++++ Materials provided
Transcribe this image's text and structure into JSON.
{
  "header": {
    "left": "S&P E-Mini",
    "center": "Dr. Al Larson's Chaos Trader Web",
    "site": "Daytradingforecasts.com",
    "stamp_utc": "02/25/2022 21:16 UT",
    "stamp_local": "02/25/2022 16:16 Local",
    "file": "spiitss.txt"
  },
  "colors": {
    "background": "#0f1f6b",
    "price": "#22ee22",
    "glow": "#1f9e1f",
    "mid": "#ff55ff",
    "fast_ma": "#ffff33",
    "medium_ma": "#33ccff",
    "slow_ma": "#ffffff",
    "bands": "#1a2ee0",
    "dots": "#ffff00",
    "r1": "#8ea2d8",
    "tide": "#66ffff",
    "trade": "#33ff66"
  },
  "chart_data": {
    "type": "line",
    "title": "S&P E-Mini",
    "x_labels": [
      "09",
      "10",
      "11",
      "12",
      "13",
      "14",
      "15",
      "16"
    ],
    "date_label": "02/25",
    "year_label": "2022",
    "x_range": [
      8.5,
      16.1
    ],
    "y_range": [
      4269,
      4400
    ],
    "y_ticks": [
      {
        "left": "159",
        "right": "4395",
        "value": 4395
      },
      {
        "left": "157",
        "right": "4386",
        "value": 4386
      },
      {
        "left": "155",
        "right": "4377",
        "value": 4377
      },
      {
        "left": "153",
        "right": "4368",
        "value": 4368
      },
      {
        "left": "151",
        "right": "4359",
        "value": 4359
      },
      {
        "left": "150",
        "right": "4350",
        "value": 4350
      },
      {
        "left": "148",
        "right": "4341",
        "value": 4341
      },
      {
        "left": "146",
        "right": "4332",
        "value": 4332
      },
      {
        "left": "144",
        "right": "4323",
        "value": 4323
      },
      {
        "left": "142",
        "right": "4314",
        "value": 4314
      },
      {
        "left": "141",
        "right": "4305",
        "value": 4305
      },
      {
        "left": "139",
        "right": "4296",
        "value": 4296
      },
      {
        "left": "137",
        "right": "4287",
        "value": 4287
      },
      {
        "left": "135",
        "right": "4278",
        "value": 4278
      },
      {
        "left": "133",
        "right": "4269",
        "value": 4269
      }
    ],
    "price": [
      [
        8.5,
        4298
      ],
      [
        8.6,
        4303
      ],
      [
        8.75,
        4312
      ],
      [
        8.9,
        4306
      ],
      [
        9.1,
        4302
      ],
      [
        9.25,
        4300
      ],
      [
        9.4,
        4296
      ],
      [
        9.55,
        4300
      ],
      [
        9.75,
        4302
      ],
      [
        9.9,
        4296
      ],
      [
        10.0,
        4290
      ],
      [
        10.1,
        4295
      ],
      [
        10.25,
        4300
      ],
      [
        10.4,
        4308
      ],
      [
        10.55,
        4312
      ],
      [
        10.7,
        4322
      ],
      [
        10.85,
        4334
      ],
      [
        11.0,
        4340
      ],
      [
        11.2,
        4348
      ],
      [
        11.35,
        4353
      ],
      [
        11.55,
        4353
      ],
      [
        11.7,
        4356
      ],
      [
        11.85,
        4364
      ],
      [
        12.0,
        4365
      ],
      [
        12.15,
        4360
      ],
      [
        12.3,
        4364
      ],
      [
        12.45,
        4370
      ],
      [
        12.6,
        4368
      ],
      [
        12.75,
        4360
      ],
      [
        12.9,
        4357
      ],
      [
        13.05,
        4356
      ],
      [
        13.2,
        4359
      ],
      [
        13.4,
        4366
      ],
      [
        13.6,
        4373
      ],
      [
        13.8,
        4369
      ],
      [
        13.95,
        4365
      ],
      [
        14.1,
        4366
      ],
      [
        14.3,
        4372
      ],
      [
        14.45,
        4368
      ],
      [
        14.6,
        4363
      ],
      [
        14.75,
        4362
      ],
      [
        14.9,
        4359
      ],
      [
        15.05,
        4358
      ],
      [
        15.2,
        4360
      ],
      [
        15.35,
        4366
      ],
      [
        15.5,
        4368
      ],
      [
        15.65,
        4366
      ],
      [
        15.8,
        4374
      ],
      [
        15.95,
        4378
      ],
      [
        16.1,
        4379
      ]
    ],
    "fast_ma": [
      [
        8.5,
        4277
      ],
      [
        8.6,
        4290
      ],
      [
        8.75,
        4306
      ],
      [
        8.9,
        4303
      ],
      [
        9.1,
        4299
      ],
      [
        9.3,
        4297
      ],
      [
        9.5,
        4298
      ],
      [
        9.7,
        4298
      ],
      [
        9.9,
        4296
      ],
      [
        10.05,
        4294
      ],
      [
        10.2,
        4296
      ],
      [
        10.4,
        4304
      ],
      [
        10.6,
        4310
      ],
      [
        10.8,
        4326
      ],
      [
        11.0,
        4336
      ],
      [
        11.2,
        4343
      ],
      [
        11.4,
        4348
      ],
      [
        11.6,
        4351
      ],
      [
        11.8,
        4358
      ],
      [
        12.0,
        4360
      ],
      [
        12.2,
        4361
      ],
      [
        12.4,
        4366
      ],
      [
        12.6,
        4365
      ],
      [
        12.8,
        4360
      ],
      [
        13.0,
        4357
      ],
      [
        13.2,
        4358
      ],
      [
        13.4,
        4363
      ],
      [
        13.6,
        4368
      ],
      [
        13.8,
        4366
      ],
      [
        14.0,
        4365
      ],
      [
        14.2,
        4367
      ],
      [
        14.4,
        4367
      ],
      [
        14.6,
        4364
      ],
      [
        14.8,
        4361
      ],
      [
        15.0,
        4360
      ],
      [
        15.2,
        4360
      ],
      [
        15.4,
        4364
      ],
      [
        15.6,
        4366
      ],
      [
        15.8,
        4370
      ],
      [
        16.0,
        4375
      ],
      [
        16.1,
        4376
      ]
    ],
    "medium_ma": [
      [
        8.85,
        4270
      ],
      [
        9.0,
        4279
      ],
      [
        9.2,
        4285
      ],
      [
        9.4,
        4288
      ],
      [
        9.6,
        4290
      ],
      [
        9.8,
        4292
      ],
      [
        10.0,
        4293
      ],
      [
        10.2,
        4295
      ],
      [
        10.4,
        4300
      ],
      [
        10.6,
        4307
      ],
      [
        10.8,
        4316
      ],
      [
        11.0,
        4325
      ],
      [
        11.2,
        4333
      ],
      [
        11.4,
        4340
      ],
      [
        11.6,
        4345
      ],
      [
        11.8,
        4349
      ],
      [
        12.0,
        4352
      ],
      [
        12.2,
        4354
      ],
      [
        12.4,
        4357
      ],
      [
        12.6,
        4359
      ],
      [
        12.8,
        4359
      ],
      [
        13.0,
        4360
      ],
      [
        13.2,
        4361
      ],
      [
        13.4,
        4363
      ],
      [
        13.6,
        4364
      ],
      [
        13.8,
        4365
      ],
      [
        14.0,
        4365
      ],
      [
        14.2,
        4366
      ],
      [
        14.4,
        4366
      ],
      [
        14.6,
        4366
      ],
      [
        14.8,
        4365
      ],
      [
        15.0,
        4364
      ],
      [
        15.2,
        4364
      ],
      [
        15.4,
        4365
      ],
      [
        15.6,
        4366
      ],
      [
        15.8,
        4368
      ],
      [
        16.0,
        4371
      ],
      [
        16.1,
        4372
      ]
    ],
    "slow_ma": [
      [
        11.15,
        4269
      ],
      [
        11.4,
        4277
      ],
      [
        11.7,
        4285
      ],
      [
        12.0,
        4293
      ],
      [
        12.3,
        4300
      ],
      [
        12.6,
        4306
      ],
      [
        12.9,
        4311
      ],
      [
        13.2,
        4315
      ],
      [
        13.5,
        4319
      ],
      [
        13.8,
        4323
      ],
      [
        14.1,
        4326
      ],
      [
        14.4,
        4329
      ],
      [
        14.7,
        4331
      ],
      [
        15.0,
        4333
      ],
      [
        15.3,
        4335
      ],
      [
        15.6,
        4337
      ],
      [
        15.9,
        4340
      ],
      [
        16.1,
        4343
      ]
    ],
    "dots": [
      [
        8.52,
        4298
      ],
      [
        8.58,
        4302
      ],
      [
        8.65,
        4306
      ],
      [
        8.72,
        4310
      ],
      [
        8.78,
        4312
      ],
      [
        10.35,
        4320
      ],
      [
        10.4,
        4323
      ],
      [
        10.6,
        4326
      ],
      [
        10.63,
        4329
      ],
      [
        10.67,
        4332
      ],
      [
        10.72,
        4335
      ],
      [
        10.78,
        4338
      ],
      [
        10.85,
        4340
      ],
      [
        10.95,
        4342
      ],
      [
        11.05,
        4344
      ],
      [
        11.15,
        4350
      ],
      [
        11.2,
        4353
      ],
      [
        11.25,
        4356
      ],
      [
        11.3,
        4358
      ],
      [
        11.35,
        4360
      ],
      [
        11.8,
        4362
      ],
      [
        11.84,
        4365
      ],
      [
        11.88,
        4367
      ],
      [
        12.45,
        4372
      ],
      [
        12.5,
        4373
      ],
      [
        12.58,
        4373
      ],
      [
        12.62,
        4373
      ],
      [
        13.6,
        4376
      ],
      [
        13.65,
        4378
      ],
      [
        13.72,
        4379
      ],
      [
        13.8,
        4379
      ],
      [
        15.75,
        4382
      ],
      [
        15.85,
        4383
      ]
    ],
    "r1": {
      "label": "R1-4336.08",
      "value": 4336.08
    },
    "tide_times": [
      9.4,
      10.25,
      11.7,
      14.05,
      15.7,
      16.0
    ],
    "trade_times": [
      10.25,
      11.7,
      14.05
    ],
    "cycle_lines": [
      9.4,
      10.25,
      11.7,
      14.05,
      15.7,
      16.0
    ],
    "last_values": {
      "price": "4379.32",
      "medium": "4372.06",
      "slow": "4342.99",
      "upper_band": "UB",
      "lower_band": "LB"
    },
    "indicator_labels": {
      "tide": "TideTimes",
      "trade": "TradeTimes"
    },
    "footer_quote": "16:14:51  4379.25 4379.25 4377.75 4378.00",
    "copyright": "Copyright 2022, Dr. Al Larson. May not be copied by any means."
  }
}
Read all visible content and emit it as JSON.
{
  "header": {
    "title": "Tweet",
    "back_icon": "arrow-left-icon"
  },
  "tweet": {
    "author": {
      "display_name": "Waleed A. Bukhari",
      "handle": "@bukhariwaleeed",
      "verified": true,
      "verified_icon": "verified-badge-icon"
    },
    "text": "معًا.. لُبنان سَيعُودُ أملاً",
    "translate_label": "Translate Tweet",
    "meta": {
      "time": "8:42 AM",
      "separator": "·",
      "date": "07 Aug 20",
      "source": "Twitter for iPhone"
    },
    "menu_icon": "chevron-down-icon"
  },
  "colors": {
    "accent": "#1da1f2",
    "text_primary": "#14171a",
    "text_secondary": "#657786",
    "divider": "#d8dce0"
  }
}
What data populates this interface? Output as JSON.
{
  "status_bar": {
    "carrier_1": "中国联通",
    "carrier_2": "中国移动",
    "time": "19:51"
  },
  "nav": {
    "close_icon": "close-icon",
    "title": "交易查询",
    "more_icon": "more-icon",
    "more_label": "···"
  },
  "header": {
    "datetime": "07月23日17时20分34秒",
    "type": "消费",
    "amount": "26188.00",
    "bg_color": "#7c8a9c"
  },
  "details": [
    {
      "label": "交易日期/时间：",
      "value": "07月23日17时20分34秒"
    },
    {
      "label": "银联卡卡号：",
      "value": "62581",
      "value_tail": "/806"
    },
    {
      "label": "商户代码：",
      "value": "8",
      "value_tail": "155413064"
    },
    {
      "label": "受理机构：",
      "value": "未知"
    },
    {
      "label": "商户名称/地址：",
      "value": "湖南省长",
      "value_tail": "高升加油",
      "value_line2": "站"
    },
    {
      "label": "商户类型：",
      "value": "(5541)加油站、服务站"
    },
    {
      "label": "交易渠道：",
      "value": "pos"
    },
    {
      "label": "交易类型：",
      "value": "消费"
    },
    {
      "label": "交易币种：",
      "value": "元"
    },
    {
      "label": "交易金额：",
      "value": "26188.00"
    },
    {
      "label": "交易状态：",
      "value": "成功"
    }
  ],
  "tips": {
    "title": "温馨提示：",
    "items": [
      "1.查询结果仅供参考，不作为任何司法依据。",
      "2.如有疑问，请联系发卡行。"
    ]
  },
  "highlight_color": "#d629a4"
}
++++++++
Go through the material and select each line with the string "Larson" in it.

    "center": "Dr. Al Larson's Chaos Trader Web",
    "copyright": "Copyright 2022, Dr. Al Larson. May not be copied by any means."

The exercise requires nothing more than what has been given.